= EXERCISE DESCRIPTION =
Select from the data all lines with the word "JSON".

= Dataset items =
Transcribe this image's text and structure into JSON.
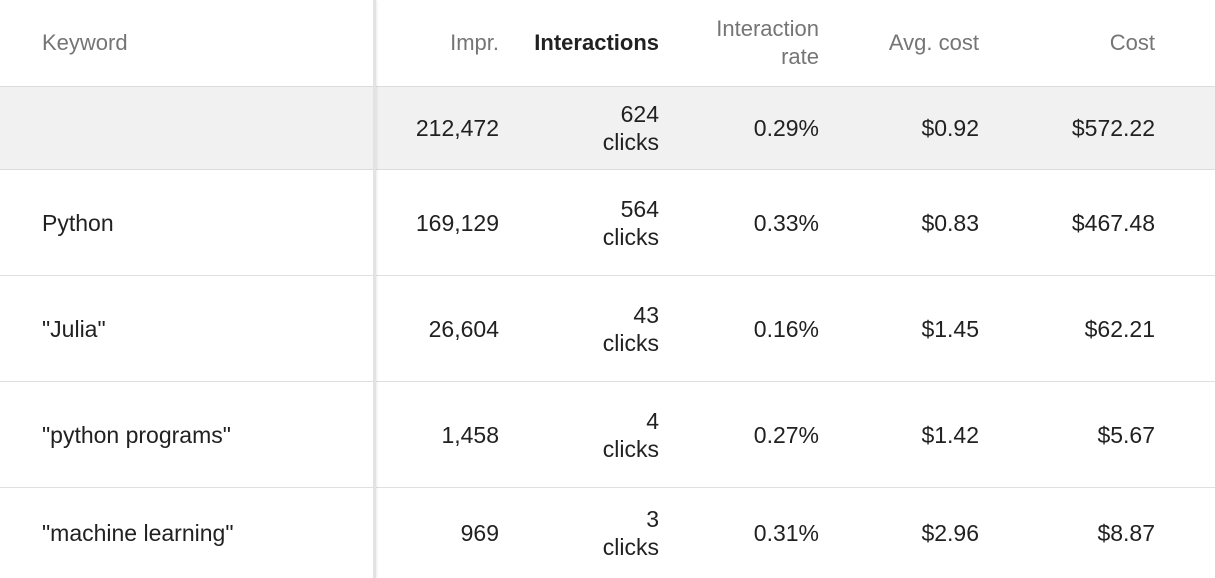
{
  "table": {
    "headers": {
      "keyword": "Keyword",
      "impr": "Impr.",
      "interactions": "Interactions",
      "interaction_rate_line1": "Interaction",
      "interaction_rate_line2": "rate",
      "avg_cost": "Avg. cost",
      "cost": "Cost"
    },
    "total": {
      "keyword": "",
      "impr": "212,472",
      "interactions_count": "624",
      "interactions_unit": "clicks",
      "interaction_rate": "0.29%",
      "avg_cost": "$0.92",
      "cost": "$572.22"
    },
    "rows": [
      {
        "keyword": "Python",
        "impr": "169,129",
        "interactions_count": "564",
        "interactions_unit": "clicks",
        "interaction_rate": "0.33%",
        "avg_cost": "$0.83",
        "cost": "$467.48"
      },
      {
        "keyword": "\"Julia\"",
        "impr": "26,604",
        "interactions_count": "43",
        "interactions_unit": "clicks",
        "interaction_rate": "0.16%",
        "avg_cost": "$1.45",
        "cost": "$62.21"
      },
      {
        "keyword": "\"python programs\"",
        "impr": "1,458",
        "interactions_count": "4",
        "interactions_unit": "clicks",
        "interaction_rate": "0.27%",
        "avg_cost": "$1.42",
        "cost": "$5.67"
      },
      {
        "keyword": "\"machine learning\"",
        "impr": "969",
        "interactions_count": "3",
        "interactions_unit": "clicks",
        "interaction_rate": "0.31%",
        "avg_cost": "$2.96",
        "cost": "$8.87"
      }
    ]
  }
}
---
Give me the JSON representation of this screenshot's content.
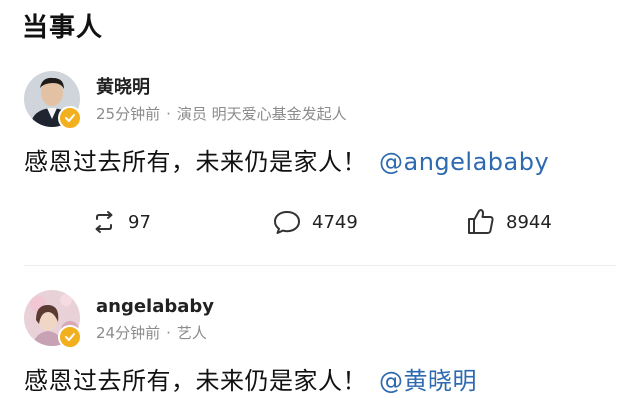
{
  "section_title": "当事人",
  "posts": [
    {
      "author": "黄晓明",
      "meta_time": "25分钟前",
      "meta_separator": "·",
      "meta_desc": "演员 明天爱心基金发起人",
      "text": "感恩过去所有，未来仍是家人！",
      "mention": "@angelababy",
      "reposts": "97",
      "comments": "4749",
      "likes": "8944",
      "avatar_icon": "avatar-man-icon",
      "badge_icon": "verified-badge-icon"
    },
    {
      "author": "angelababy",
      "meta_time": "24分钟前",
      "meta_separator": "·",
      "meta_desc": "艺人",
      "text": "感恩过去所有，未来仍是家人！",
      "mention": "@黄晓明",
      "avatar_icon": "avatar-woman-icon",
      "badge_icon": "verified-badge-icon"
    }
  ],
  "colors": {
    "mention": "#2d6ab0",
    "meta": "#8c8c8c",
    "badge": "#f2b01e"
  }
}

= TASK ANSWER =
Transcribe this image's text and structure into JSON.
Give me the JSON representation of this screenshot's content.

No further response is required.